• Objectif de l'exercice
Recopiez sans aucune modification le passage qui va de la ligne contenant « x-tick-label: 休闲服务 [677, 598, 690, 655] » jusqu'à la ligne contenant « x-tick-label: 轻工制造 [421, 598, 434, 655] », ces deux lignes incluses.

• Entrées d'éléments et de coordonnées
+++++
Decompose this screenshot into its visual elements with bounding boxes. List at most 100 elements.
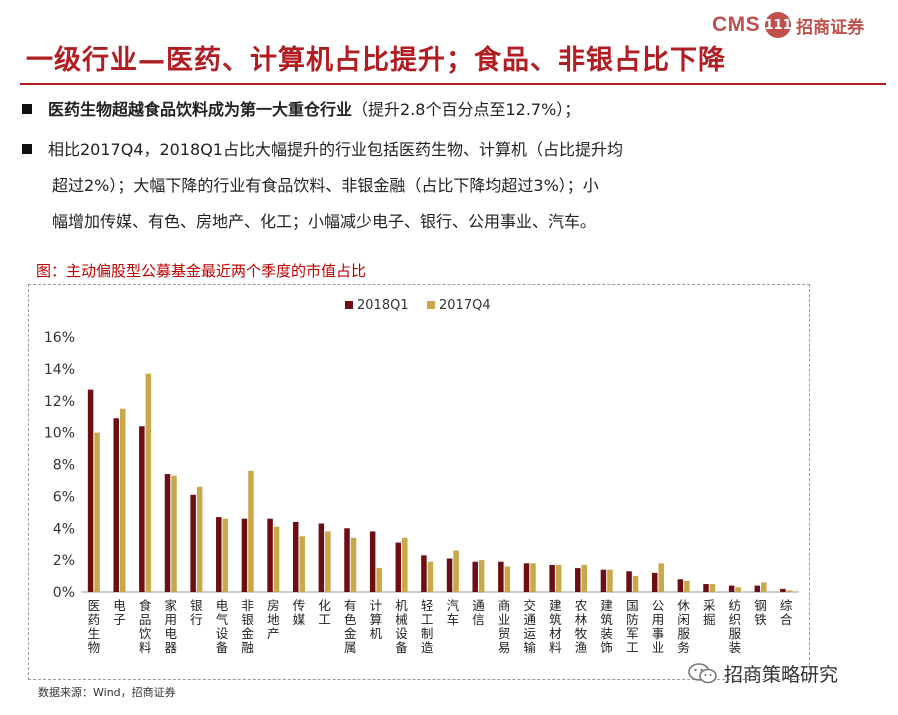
x-tick-label: 休闲服务 [677, 598, 690, 655]
x-tick-label: 食品饮料 [139, 598, 152, 655]
bullet-square-icon [22, 144, 32, 154]
bar-2018Q1 [139, 426, 145, 592]
bar-2018Q1 [292, 521, 299, 592]
bullet-1-rest: （提升2.8个百分点至12.7%）； [352, 100, 581, 119]
bar-2017Q4 [350, 537, 357, 592]
bar-2017Q4 [299, 536, 305, 592]
bar-2018Q1 [241, 518, 248, 592]
bar-2017Q4 [504, 566, 511, 592]
x-tick-label: 公用事业 [652, 598, 665, 655]
bar-2017Q4 [427, 561, 434, 592]
bar-2018Q1 [164, 474, 171, 592]
bar-2018Q1 [472, 561, 478, 592]
bar-2017Q4 [786, 590, 793, 592]
y-tick-label: 4% [53, 521, 75, 537]
bar-2017Q4 [273, 526, 280, 592]
bar-2018Q1 [395, 542, 402, 592]
bar-2018Q1 [190, 494, 196, 592]
bar-2017Q4 [171, 475, 177, 592]
bar-2017Q4 [761, 582, 767, 592]
figure-caption: 图：主动偏股型公募基金最近两个季度的市值占比 [36, 262, 367, 280]
x-tick-label: 纺织服装 [729, 598, 742, 655]
bar-2018Q1 [344, 528, 350, 592]
watermark-text: 招商策略研究 [724, 664, 839, 686]
data-source: 数据来源：Wind，招商证券 [38, 686, 176, 699]
bar-2017Q4 [684, 580, 690, 592]
logo-text: CMS [712, 13, 761, 36]
x-tick-label: 非银金融 [241, 598, 254, 655]
bar-2017Q4 [248, 470, 254, 592]
bar-2017Q4 [632, 576, 639, 592]
bar-2018Q1 [780, 588, 786, 592]
bar-2018Q1 [87, 389, 94, 592]
bar-2017Q4 [709, 584, 716, 592]
bar-2018Q1 [113, 418, 119, 592]
bar-2018Q1 [498, 561, 504, 592]
x-tick-label: 汽车 [447, 598, 460, 627]
legend-label: 2017Q4 [439, 298, 491, 313]
bar-2017Q4 [325, 531, 331, 592]
x-tick-label: 钢铁 [754, 598, 767, 627]
bar-2018Q1 [677, 579, 684, 592]
y-tick-label: 12% [44, 394, 75, 410]
bar-2017Q4 [119, 408, 126, 592]
y-tick-label: 10% [44, 426, 75, 442]
x-tick-label: 家用电器 [164, 598, 177, 655]
bar-2017Q4 [222, 518, 229, 592]
bar-2017Q4 [94, 432, 100, 592]
bar-2018Q1 [523, 563, 530, 592]
bar-2017Q4 [607, 569, 613, 592]
y-tick-label: 6% [53, 489, 75, 505]
bar-2017Q4 [478, 560, 485, 592]
legend-swatch [345, 301, 353, 309]
bar-2017Q4 [555, 564, 562, 592]
bar-2017Q4 [530, 563, 536, 592]
x-tick-label: 医药生物 [88, 598, 101, 655]
x-tick-label: 采掘 [703, 598, 716, 627]
bar-2017Q4 [453, 550, 459, 592]
bullet-2-line-3: 幅增加传媒、有色、房地产、化工；小幅减少电子、银行、公用事业、汽车。 [52, 212, 597, 231]
x-tick-label: 轻工制造 [421, 598, 434, 655]
bar-2018Q1 [318, 523, 325, 592]
logo-chinese: 招商证券 [796, 17, 865, 38]
x-tick-label: 农林牧渔 [575, 598, 588, 655]
x-tick-label: 电气设备 [216, 598, 229, 655]
x-tick-label: 房地产 [267, 598, 280, 641]
x-tick-label: 商业贸易 [498, 598, 511, 655]
bullet-2: 相比2017Q4，2018Q1占比大幅提升的行业包括医药生物、计算机（占比提升均… [22, 132, 822, 240]
y-tick-label: 16% [44, 330, 75, 346]
x-tick-label: 机械设备 [395, 598, 408, 655]
legend-swatch [427, 301, 435, 309]
bar-2018Q1 [575, 568, 581, 592]
bar-2018Q1 [446, 558, 453, 592]
bar-2018Q1 [754, 585, 761, 592]
bar-2018Q1 [626, 571, 632, 592]
watermark: 招商策略研究 [688, 660, 838, 687]
bullet-2-line-2: 超过2%）；大幅下降的行业有食品饮料、非银金融（占比下降均超过3%）；小 [52, 176, 599, 195]
bar-2017Q4 [658, 563, 664, 592]
y-tick-label: 0% [53, 585, 75, 601]
x-tick-label: 建筑材料 [549, 598, 562, 655]
bar-2018Q1 [267, 518, 273, 592]
bar-2017Q4 [376, 568, 382, 592]
bar-2018Q1 [703, 584, 709, 592]
bar-chart: 0% 2% 4% 6% 8% 10% 12% 14% 16% 医药生物电子食品饮料家用电器银行电气… [44, 298, 799, 655]
bar-2018Q1 [600, 569, 607, 592]
bar-2017Q4 [581, 564, 588, 592]
bar-2018Q1 [421, 555, 427, 592]
bar-2018Q1 [651, 572, 658, 592]
x-tick-label: 传媒 [293, 598, 306, 627]
bullet-1-bold: 医药生物超越食品饮料成为第一大重仓行业 [48, 100, 353, 119]
page-title: 一级行业—医药、计算机占比提升；食品、非银占比下降 [26, 45, 726, 76]
x-tick-label: 综合 [780, 598, 793, 627]
bar-2018Q1 [549, 564, 555, 592]
logo: CMS 111 招商证券 [712, 10, 864, 40]
x-tick-label: 交通运输 [523, 598, 536, 655]
bar-2017Q4 [196, 486, 203, 592]
bar-2018Q1 [369, 531, 376, 592]
bullet-2-line-1: 相比2017Q4，2018Q1占比大幅提升的行业包括医药生物、计算机（占比提升均 [48, 140, 623, 159]
x-tick-label: 建筑装饰 [600, 598, 613, 655]
bullet-1: 医药生物超越食品饮料成为第一大重仓行业（提升2.8个百分点至12.7%）； [22, 92, 882, 128]
chart-frame: 0% 2% 4% 6% 8% 10% 12% 14% 16% 医药生物 电子 食品饮料 家用电器 银行 电气… [28, 284, 810, 680]
bullet-square-icon [22, 104, 32, 114]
+++++
• Exercice complété
x-tick-label: 休闲服务 [677, 598, 690, 655]
x-tick-label: 食品饮料 [139, 598, 152, 655]
bullet-square-icon [22, 144, 32, 154]
bar-2018Q1 [139, 426, 145, 592]
bar-2018Q1 [292, 521, 299, 592]
bullet-1-rest: （提升2.8个百分点至12.7%）； [352, 100, 581, 119]
bar-2017Q4 [350, 537, 357, 592]
bar-2017Q4 [299, 536, 305, 592]
bar-2018Q1 [241, 518, 248, 592]
bar-2017Q4 [504, 566, 511, 592]
x-tick-label: 公用事业 [652, 598, 665, 655]
bar-2017Q4 [427, 561, 434, 592]
bar-2018Q1 [164, 474, 171, 592]
bar-2018Q1 [472, 561, 478, 592]
bar-2017Q4 [786, 590, 793, 592]
y-tick-label: 4% [53, 521, 75, 537]
bar-2017Q4 [273, 526, 280, 592]
bar-2018Q1 [395, 542, 402, 592]
bar-2018Q1 [190, 494, 196, 592]
bar-2017Q4 [171, 475, 177, 592]
bar-2017Q4 [761, 582, 767, 592]
figure-caption: 图：主动偏股型公募基金最近两个季度的市值占比 [36, 262, 367, 280]
x-tick-label: 纺织服装 [729, 598, 742, 655]
bar-2018Q1 [344, 528, 350, 592]
watermark-text: 招商策略研究 [724, 664, 839, 686]
data-source: 数据来源：Wind，招商证券 [38, 686, 176, 699]
bar-2017Q4 [684, 580, 690, 592]
logo-text: CMS [712, 13, 761, 36]
x-tick-label: 非银金融 [241, 598, 254, 655]
bar-2017Q4 [248, 470, 254, 592]
bar-2017Q4 [632, 576, 639, 592]
bar-2018Q1 [780, 588, 786, 592]
bar-2018Q1 [87, 389, 94, 592]
bar-2017Q4 [709, 584, 716, 592]
bar-2018Q1 [113, 418, 119, 592]
bar-2018Q1 [498, 561, 504, 592]
x-tick-label: 汽车 [447, 598, 460, 627]
legend-label: 2017Q4 [439, 298, 491, 313]
bar-2017Q4 [325, 531, 331, 592]
x-tick-label: 钢铁 [754, 598, 767, 627]
bar-2018Q1 [677, 579, 684, 592]
y-tick-label: 12% [44, 394, 75, 410]
bar-2017Q4 [119, 408, 126, 592]
y-tick-label: 10% [44, 426, 75, 442]
x-tick-label: 家用电器 [164, 598, 177, 655]
bar-2017Q4 [222, 518, 229, 592]
bar-2017Q4 [94, 432, 100, 592]
bar-2018Q1 [523, 563, 530, 592]
bar-2017Q4 [607, 569, 613, 592]
y-tick-label: 6% [53, 489, 75, 505]
bar-2017Q4 [478, 560, 485, 592]
legend-swatch [345, 301, 353, 309]
bar-2017Q4 [555, 564, 562, 592]
bar-2017Q4 [530, 563, 536, 592]
x-tick-label: 医药生物 [88, 598, 101, 655]
x-tick-label: 采掘 [703, 598, 716, 627]
bar-2017Q4 [453, 550, 459, 592]
bullet-2-line-3: 幅增加传媒、有色、房地产、化工；小幅减少电子、银行、公用事业、汽车。 [52, 212, 597, 231]
x-tick-label: 轻工制造 [421, 598, 434, 655]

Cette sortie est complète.